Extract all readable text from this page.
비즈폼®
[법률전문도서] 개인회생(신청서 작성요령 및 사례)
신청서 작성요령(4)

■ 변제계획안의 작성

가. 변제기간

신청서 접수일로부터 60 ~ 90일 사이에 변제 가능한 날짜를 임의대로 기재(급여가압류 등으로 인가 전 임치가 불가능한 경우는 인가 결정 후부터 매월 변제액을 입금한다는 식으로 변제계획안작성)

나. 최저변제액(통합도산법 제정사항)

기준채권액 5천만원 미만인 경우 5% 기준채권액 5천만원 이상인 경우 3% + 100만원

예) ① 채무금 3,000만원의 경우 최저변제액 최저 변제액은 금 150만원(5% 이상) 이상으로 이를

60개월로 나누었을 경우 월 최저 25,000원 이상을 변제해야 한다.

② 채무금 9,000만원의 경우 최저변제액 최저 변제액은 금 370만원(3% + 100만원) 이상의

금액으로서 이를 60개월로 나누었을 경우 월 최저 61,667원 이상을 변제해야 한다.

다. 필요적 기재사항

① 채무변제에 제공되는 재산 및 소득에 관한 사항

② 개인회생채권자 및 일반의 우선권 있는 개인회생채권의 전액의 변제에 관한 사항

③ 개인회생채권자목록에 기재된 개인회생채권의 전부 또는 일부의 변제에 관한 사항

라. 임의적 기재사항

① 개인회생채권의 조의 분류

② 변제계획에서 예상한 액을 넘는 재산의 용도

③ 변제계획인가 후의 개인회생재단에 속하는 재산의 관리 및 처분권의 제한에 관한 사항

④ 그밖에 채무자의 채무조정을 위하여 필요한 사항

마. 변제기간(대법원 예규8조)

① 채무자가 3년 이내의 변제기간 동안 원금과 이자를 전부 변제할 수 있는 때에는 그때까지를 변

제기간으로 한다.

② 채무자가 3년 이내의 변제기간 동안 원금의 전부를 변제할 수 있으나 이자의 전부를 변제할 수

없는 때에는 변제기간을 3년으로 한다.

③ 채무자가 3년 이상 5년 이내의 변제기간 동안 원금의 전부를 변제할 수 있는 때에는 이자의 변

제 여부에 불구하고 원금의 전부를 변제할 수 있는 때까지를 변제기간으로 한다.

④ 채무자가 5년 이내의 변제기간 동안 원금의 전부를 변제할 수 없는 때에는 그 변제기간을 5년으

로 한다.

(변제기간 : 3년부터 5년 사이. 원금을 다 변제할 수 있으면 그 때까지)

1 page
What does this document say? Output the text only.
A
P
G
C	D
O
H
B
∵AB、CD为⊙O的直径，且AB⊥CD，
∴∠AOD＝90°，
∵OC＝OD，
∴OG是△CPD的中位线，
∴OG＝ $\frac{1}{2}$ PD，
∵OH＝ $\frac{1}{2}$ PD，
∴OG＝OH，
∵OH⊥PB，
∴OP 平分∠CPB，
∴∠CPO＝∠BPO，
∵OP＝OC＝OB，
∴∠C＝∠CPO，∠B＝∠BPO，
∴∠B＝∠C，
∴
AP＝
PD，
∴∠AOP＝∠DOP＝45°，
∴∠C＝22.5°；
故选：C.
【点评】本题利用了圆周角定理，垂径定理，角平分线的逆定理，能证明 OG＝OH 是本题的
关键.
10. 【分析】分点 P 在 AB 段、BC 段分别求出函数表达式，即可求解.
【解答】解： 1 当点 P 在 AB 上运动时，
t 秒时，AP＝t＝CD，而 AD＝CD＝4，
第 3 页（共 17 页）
##########
## Given instruction
Look through the material above. Copy each line where the word "나누었을" appears.

## Correct result
60개월로 나누었을 경우 월 최저 25,000원 이상을 변제해야 한다.
금액으로서 이를 60개월로 나누었을 경우 월 최저 61,667원 이상을 변제해야 한다.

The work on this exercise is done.